[Records from a dataset]

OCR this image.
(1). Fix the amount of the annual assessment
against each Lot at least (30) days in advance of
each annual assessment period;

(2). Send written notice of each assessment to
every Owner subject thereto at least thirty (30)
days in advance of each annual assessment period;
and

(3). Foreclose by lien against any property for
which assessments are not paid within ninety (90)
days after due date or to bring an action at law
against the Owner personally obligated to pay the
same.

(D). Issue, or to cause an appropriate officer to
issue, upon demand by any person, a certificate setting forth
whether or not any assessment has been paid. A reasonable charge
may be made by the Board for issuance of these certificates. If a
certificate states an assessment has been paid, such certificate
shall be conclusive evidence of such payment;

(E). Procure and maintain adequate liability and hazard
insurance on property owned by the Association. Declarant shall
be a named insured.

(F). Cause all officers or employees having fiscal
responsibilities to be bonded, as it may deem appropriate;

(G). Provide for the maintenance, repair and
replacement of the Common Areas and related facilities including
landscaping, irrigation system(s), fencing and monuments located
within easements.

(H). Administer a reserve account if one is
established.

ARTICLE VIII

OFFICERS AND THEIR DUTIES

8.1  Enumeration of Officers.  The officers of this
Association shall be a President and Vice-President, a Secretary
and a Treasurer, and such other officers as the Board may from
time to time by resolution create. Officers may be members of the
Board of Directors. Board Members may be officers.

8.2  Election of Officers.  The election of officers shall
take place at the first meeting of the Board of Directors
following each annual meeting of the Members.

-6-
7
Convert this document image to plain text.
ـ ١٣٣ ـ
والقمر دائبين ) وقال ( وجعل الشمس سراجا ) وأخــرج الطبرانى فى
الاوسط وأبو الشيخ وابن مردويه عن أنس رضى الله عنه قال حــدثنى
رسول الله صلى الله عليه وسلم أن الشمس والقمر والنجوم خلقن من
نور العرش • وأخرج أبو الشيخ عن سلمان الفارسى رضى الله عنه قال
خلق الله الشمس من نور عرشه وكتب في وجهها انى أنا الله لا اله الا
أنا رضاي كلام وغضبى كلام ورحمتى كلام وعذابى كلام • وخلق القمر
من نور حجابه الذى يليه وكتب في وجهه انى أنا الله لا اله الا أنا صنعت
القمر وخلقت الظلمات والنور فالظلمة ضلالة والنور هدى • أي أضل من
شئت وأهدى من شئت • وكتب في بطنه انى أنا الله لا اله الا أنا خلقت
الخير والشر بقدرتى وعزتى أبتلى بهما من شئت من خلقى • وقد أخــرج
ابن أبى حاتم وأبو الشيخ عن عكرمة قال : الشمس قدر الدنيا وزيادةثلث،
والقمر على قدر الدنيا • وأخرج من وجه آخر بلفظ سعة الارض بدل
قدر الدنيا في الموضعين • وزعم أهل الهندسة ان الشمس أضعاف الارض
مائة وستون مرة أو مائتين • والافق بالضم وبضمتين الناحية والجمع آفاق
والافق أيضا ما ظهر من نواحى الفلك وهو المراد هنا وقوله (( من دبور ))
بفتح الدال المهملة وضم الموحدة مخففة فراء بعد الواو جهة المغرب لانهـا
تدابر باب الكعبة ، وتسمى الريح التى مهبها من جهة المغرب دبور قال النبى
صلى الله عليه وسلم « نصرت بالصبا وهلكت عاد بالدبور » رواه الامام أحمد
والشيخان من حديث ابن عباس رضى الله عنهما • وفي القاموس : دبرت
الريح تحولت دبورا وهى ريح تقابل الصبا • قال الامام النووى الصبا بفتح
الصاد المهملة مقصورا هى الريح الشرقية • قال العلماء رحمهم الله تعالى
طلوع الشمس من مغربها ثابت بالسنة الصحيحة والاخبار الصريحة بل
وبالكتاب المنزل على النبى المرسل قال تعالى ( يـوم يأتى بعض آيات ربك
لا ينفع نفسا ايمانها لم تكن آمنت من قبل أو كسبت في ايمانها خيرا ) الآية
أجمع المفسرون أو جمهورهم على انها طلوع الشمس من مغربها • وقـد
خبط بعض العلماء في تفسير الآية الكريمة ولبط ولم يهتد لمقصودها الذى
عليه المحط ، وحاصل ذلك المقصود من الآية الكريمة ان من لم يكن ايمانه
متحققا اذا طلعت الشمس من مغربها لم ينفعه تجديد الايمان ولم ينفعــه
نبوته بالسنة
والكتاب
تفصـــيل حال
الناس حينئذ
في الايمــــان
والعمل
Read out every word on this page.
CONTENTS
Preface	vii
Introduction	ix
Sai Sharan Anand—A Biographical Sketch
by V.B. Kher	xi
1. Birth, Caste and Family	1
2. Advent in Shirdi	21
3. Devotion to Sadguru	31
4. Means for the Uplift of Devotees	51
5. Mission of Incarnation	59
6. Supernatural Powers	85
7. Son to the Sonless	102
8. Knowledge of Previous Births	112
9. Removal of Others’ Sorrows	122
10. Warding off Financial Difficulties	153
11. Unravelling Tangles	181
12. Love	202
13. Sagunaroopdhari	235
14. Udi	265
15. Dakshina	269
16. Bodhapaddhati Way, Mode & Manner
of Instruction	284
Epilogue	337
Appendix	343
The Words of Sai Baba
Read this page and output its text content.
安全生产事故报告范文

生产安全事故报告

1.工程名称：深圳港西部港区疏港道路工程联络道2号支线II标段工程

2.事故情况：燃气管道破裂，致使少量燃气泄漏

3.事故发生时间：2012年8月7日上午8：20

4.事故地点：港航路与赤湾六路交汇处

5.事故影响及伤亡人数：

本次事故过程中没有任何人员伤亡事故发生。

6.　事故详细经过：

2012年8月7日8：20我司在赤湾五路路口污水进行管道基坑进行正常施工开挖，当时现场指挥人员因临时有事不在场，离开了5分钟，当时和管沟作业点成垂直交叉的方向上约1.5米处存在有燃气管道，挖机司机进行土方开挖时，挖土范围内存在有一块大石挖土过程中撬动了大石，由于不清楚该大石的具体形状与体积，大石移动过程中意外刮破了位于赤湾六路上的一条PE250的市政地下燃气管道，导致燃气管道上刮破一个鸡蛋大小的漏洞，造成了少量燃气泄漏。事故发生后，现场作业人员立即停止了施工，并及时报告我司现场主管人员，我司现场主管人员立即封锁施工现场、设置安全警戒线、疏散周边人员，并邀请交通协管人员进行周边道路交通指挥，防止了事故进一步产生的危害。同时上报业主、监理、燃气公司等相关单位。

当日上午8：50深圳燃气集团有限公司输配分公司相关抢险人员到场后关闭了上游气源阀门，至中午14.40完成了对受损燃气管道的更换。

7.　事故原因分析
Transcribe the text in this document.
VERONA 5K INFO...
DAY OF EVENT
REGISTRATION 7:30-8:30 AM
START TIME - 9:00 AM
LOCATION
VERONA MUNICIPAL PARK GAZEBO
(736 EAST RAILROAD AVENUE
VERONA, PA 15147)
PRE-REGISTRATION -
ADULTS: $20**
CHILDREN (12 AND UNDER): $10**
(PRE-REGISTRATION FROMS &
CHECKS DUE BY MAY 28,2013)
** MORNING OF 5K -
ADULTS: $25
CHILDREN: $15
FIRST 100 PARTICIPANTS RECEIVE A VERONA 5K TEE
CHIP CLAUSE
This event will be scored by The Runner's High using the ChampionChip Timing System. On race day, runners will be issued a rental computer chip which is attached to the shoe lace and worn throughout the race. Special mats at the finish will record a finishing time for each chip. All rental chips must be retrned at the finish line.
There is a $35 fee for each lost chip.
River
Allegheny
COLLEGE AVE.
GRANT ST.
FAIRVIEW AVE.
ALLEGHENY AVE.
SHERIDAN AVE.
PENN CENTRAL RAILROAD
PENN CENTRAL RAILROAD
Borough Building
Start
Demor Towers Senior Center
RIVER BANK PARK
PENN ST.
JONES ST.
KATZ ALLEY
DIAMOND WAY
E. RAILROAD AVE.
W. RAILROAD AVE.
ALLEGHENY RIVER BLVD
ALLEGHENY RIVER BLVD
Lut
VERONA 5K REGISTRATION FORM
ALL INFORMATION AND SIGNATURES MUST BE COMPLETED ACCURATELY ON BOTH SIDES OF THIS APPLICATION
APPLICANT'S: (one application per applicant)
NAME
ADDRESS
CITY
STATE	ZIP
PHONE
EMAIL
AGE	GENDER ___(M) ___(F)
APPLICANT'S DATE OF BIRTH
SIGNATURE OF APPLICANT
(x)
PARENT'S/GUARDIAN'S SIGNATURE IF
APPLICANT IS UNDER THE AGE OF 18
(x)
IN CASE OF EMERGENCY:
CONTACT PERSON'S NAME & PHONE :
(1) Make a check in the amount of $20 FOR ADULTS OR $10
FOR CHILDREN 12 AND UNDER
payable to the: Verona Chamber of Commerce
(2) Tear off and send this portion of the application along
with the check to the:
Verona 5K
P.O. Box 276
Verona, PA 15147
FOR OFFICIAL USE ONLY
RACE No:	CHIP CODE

• [TO DO]: Identify and copy the lines holding the word "بالسنة".

• [EXERCISE OUTPUT]:
طلوع الشمس من مغربها ثابت بالسنة الصحيحة والاخبار الصريحة بل
نبوته بالسنة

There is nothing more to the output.